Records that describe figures
####################
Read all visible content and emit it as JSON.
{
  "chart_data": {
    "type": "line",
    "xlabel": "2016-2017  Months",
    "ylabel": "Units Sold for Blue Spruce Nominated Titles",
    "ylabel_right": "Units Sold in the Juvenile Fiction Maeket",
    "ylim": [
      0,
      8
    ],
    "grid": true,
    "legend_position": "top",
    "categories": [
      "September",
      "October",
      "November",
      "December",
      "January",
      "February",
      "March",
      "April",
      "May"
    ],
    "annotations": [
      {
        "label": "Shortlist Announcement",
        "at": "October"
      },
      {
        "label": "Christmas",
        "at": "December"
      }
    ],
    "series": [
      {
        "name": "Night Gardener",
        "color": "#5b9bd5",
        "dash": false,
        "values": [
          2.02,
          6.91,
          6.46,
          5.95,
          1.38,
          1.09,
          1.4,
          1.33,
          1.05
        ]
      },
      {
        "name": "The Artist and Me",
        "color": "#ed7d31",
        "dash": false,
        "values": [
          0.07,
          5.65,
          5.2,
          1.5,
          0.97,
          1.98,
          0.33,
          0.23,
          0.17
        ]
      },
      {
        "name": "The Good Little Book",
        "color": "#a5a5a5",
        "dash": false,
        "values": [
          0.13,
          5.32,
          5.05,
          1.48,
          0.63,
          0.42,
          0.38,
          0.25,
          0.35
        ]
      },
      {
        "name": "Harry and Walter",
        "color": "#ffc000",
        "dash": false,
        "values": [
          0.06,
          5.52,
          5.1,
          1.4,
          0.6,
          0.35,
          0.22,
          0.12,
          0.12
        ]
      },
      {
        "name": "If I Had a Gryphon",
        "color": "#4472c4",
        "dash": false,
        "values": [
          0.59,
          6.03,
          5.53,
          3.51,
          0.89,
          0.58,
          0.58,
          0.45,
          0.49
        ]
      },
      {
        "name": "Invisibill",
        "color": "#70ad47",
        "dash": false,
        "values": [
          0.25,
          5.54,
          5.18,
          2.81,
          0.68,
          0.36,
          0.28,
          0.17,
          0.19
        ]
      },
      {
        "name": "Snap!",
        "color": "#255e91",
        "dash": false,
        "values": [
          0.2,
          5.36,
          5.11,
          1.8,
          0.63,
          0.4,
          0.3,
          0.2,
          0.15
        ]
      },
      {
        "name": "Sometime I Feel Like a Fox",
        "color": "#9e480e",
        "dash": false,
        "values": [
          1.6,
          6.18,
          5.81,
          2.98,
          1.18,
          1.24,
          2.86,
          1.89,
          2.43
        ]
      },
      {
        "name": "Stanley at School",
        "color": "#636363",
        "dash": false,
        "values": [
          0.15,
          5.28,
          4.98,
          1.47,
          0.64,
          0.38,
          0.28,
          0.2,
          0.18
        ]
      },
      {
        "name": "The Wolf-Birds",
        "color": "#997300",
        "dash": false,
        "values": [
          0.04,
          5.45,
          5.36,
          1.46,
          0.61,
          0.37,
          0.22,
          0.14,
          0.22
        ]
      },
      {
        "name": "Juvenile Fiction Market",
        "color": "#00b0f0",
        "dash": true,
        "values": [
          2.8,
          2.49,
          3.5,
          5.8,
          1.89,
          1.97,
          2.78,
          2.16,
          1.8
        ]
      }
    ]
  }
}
####################
▶ [EXERCISE AIM]: Find the word "Sold" in the material, then list each line that holds it.

▶ [EXERCISE OUTPUT]:
    "ylabel": "Units Sold for Blue Spruce Nominated Titles",
    "ylabel_right": "Units Sold in the Juvenile Fiction Maeket",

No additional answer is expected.